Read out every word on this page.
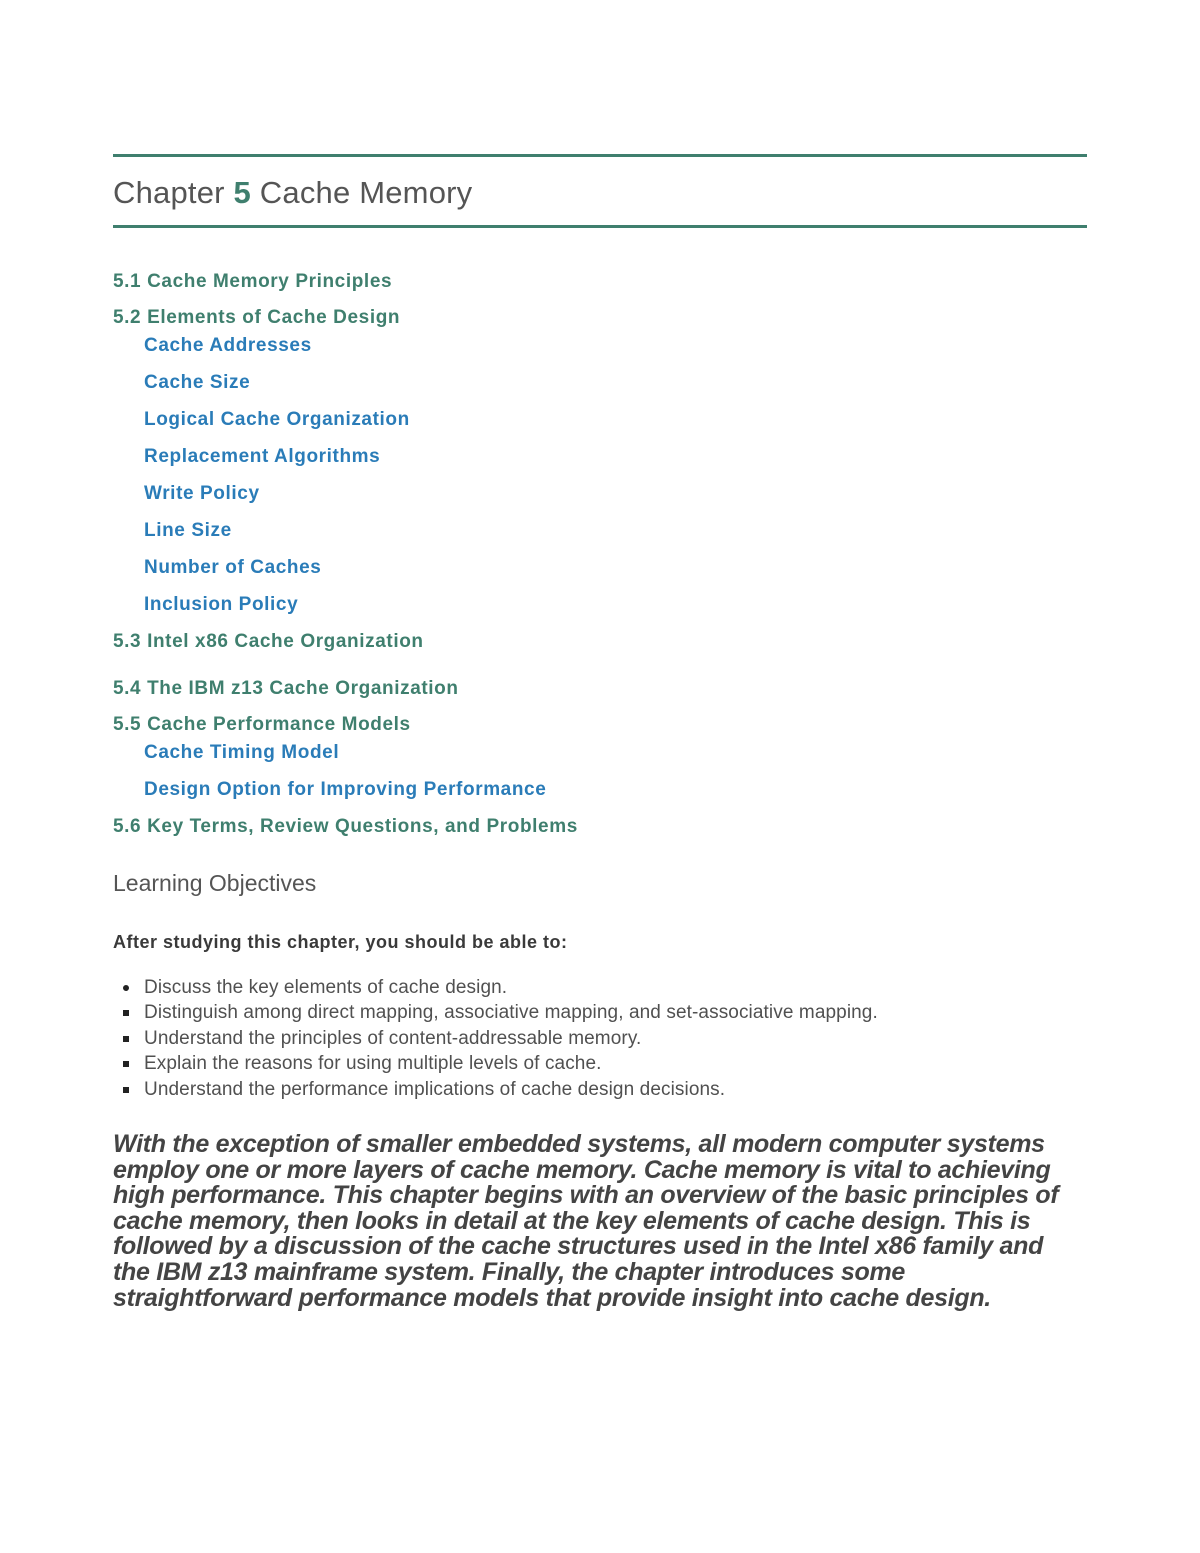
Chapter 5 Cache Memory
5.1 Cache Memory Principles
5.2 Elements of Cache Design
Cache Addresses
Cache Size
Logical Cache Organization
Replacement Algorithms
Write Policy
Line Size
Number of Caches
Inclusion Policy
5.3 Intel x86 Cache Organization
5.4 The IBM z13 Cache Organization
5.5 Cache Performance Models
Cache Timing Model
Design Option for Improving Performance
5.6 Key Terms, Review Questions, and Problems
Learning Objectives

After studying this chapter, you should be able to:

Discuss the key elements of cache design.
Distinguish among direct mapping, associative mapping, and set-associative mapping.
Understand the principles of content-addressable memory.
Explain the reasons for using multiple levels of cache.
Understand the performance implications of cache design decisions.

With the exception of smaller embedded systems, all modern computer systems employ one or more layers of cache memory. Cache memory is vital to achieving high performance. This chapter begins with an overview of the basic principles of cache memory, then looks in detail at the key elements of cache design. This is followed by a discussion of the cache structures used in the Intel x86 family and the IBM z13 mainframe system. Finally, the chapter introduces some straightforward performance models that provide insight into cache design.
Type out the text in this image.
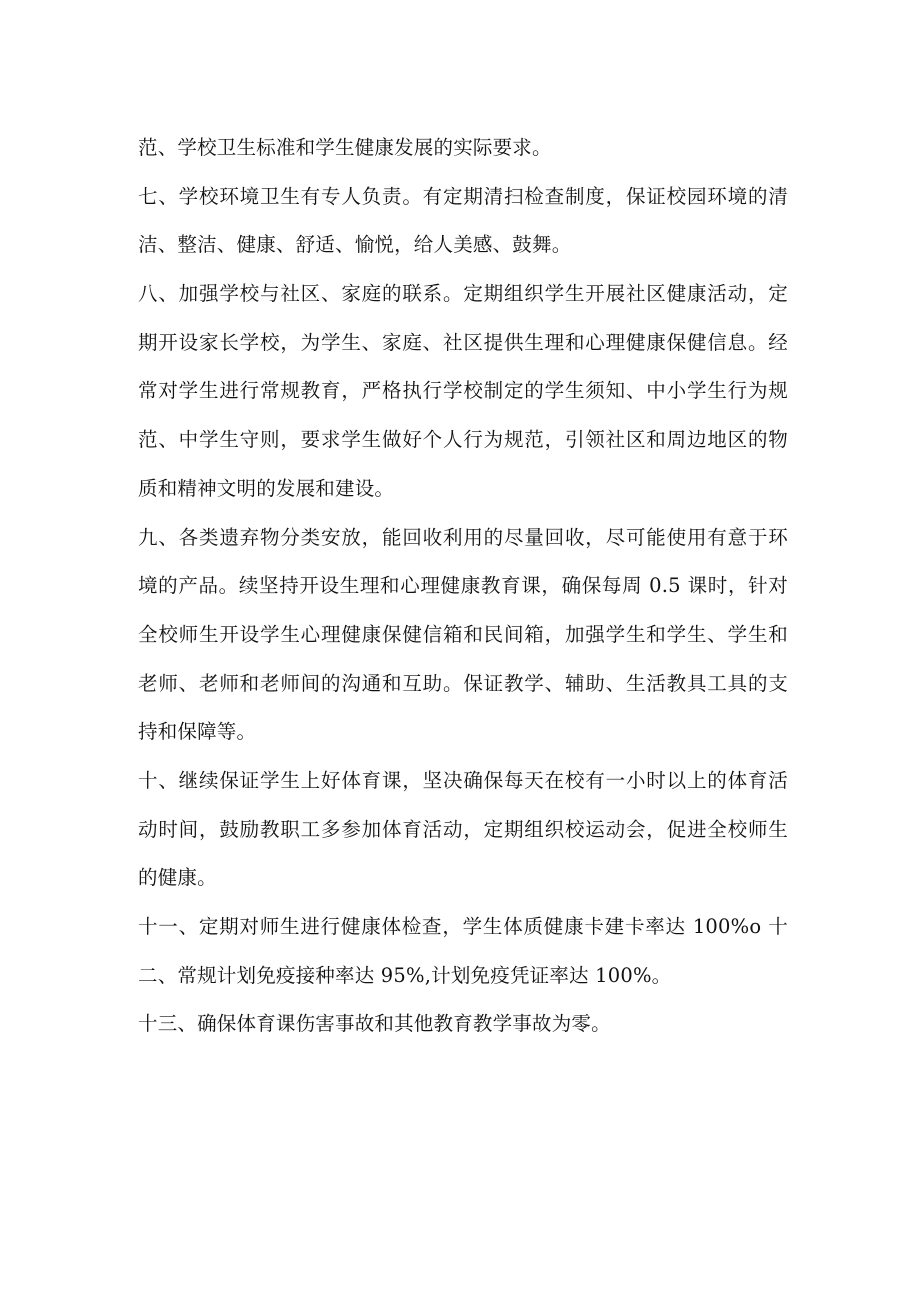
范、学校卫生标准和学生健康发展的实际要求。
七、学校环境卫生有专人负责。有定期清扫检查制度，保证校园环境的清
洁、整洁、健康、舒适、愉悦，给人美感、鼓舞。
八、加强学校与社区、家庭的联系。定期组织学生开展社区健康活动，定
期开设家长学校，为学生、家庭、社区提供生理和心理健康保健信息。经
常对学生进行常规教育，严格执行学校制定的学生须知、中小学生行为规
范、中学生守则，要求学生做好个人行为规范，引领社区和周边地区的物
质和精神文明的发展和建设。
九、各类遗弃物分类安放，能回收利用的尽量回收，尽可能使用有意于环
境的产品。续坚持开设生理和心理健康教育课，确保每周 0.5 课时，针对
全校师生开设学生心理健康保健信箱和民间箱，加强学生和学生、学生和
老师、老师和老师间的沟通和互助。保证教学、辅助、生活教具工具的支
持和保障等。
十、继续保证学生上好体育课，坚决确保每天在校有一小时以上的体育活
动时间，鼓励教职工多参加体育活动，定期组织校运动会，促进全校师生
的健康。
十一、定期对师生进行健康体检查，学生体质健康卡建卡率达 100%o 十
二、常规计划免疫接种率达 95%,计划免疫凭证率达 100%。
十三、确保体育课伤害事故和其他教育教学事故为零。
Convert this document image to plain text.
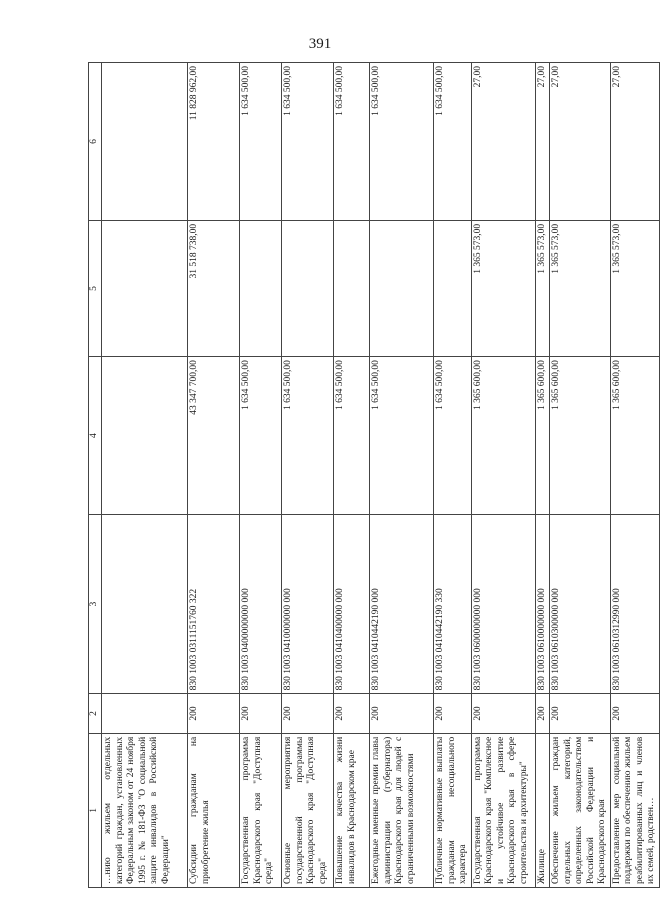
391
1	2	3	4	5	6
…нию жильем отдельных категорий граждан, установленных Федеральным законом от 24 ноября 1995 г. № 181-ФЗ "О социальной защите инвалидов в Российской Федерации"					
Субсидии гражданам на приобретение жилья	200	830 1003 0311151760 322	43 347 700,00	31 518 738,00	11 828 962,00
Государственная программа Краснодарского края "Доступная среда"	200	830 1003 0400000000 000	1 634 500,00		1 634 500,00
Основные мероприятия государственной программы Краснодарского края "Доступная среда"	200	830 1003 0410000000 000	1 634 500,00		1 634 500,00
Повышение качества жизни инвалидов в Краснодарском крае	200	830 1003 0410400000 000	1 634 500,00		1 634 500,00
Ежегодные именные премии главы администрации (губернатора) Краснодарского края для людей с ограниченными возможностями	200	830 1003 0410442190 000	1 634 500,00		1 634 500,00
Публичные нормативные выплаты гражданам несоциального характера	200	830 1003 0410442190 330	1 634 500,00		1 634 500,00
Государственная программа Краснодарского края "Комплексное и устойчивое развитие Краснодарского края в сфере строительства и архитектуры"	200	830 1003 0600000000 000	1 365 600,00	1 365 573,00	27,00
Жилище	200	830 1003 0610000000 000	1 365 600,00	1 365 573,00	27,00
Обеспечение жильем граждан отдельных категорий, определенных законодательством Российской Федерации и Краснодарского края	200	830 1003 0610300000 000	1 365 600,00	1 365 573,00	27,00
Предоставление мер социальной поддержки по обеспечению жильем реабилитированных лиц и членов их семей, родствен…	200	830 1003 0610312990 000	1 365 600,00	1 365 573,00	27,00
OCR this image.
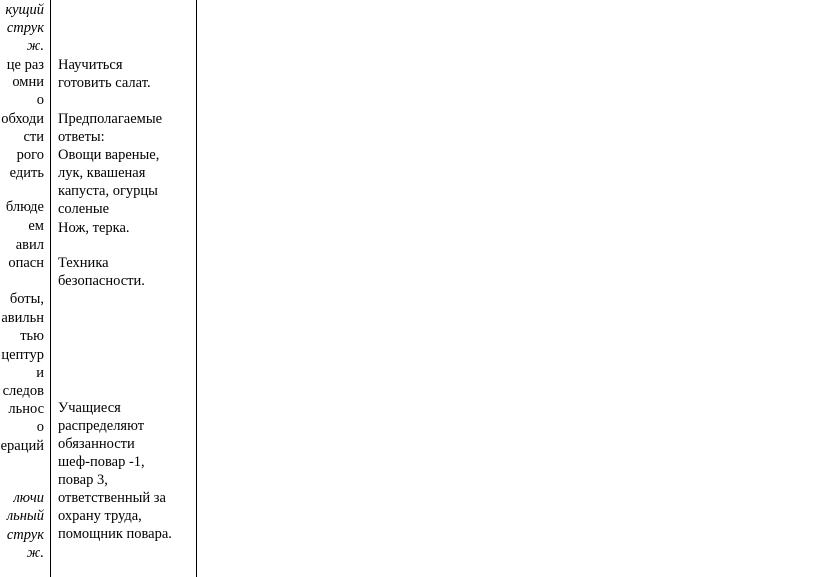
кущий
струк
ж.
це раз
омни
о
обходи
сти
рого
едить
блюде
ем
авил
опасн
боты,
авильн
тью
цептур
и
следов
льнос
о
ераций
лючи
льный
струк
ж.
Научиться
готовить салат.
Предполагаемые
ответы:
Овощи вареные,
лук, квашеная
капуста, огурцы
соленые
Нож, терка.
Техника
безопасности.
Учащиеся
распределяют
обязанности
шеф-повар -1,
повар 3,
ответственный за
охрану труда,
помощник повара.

-*-

Aim:
Scan the material for lines with the word "гражданам", and copy each line you find.

Full output:
Субсидии гражданам на приобретение жилья	200	830 1003 0311151760 322	43 347 700,00	31 518 738,00	11 828 962,00
Публичные нормативные выплаты гражданам несоциального характера	200	830 1003 0410442190 330	1 634 500,00		1 634 500,00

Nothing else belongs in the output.